Given instruction ▸ Give the data a second time, exactly and in full.

══════

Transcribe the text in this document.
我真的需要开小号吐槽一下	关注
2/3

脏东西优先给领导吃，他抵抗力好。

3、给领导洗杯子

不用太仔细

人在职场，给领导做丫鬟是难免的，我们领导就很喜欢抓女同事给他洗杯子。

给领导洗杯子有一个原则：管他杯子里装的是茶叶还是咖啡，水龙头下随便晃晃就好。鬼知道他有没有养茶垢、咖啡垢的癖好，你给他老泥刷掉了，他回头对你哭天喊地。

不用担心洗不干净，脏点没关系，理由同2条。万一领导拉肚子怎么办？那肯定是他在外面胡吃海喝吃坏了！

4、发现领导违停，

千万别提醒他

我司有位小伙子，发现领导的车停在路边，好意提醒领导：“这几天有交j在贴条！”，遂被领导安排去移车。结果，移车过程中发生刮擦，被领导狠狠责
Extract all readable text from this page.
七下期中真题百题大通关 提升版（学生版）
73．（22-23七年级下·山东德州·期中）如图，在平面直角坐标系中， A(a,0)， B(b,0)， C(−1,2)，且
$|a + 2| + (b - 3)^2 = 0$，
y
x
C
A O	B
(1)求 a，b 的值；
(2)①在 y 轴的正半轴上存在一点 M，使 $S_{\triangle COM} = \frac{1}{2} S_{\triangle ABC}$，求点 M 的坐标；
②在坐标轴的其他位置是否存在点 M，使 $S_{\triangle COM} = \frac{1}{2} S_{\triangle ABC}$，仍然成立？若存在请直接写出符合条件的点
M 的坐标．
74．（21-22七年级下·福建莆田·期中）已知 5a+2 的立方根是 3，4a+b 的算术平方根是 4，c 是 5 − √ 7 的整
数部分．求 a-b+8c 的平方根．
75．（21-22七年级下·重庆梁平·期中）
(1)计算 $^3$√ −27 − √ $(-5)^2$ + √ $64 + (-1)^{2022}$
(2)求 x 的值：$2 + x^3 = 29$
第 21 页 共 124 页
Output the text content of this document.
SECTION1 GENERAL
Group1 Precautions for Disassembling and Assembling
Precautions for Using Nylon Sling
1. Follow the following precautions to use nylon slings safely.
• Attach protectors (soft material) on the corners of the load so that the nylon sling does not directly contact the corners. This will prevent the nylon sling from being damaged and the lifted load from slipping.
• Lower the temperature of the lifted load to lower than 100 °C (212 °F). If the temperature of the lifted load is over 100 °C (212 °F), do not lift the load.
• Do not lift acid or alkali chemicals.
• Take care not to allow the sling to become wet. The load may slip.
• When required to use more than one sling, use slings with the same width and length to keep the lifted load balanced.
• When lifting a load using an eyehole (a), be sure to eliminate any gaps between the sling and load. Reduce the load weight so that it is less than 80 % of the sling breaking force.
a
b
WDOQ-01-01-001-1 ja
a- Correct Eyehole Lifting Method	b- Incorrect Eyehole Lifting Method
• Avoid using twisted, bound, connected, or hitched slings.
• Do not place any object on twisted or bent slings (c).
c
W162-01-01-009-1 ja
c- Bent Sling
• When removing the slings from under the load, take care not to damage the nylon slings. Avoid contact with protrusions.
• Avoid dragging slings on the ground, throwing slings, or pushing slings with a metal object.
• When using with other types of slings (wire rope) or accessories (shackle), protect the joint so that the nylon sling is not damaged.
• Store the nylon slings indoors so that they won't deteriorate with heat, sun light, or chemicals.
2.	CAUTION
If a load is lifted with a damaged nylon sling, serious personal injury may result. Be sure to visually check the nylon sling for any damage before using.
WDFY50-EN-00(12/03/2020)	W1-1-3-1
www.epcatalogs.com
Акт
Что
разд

══════

Solution ▸
Transcribe the text in this document.
我真的需要开小号吐槽一下	关注
2/3

脏东西优先给领导吃，他抵抗力好。

3、给领导洗杯子

不用太仔细

人在职场，给领导做丫鬟是难免的，我们领导就很喜欢抓女同事给他洗杯子。

给领导洗杯子有一个原则：管他杯子里装的是茶叶还是咖啡，水龙头下随便晃晃就好。鬼知道他有没有养茶垢、咖啡垢的癖好，你给他老泥刷掉了，他回头对你哭天喊地。

不用担心洗不干净，脏点没关系，理由同2条。万一领导拉肚子怎么办？那肯定是他在外面胡吃海喝吃坏了！

4、发现领导违停，

千万别提醒他

我司有位小伙子，发现领导的车停在路边，好意提醒领导：“这几天有交j在贴条！”，遂被领导安排去移车。结果，移车过程中发生刮擦，被领导狠狠责
Extract all readable text from this page.
七下期中真题百题大通关 提升版（学生版）
73．（22-23七年级下·山东德州·期中）如图，在平面直角坐标系中， A(a,0)， B(b,0)， C(−1,2)，且
$|a + 2| + (b - 3)^2 = 0$，
y
x
C
A O	B
(1)求 a，b 的值；
(2)①在 y 轴的正半轴上存在一点 M，使 $S_{\triangle COM} = \frac{1}{2} S_{\triangle ABC}$，求点 M 的坐标；
②在坐标轴的其他位置是否存在点 M，使 $S_{\triangle COM} = \frac{1}{2} S_{\triangle ABC}$，仍然成立？若存在请直接写出符合条件的点
M 的坐标．
74．（21-22七年级下·福建莆田·期中）已知 5a+2 的立方根是 3，4a+b 的算术平方根是 4，c 是 5 − √ 7 的整
数部分．求 a-b+8c 的平方根．
75．（21-22七年级下·重庆梁平·期中）
(1)计算 $^3$√ −27 − √ $(-5)^2$ + √ $64 + (-1)^{2022}$
(2)求 x 的值：$2 + x^3 = 29$
第 21 页 共 124 页
Output the text content of this document.
SECTION1 GENERAL
Group1 Precautions for Disassembling and Assembling
Precautions for Using Nylon Sling
1. Follow the following precautions to use nylon slings safely.
• Attach protectors (soft material) on the corners of the load so that the nylon sling does not directly contact the corners. This will prevent the nylon sling from being damaged and the lifted load from slipping.
• Lower the temperature of the lifted load to lower than 100 °C (212 °F). If the temperature of the lifted load is over 100 °C (212 °F), do not lift the load.
• Do not lift acid or alkali chemicals.
• Take care not to allow the sling to become wet. The load may slip.
• When required to use more than one sling, use slings with the same width and length to keep the lifted load balanced.
• When lifting a load using an eyehole (a), be sure to eliminate any gaps between the sling and load. Reduce the load weight so that it is less than 80 % of the sling breaking force.
a
b
WDOQ-01-01-001-1 ja
a- Correct Eyehole Lifting Method	b- Incorrect Eyehole Lifting Method
• Avoid using twisted, bound, connected, or hitched slings.
• Do not place any object on twisted or bent slings (c).
c
W162-01-01-009-1 ja
c- Bent Sling
• When removing the slings from under the load, take care not to damage the nylon slings. Avoid contact with protrusions.
• Avoid dragging slings on the ground, throwing slings, or pushing slings with a metal object.
• When using with other types of slings (wire rope) or accessories (shackle), protect the joint so that the nylon sling is not damaged.
• Store the nylon slings indoors so that they won't deteriorate with heat, sun light, or chemicals.
2.	CAUTION
If a load is lifted with a damaged nylon sling, serious personal injury may result. Be sure to visually check the nylon sling for any damage before using.
WDFY50-EN-00(12/03/2020)	W1-1-3-1
www.epcatalogs.com
Акт
Что
разд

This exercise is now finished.